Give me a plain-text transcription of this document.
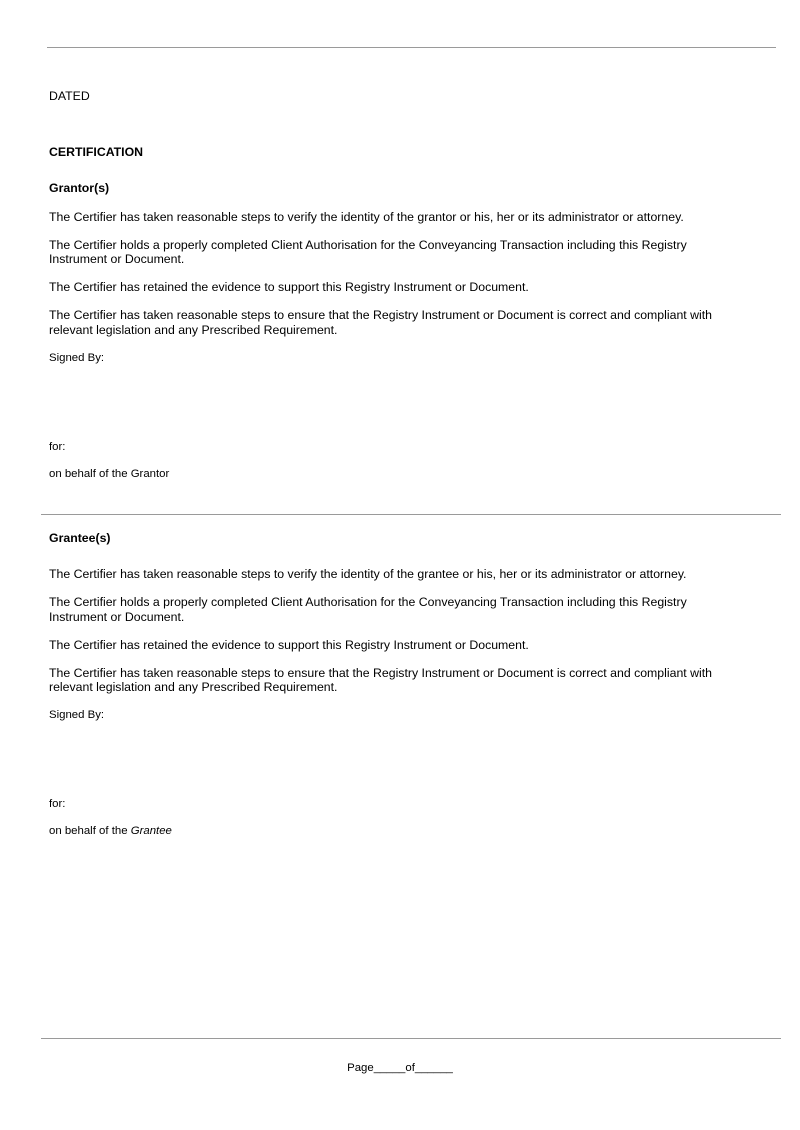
DATED

CERTIFICATION

Grantor(s)

The Certifier has taken reasonable steps to verify the identity of the grantor or his, her or its administrator or attorney.

The Certifier holds a properly completed Client Authorisation for the Conveyancing Transaction including this Registry

Instrument or Document.

The Certifier has retained the evidence to support this Registry Instrument or Document.

The Certifier has taken reasonable steps to ensure that the Registry Instrument or Document is correct and compliant with

relevant legislation and any Prescribed Requirement.

Signed By:

for:

on behalf of the Grantor

Grantee(s)

The Certifier has taken reasonable steps to verify the identity of the grantee or his, her or its administrator or attorney.

The Certifier holds a properly completed Client Authorisation for the Conveyancing Transaction including this Registry

Instrument or Document.

The Certifier has retained the evidence to support this Registry Instrument or Document.

The Certifier has taken reasonable steps to ensure that the Registry Instrument or Document is correct and compliant with

relevant legislation and any Prescribed Requirement.

Signed By:

for:

on behalf of the Grantee

Page_____of______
------------------------------------------------
Work to do
The answer is a single number, the count of lines in the records that contain the string "attorney".

Task output
2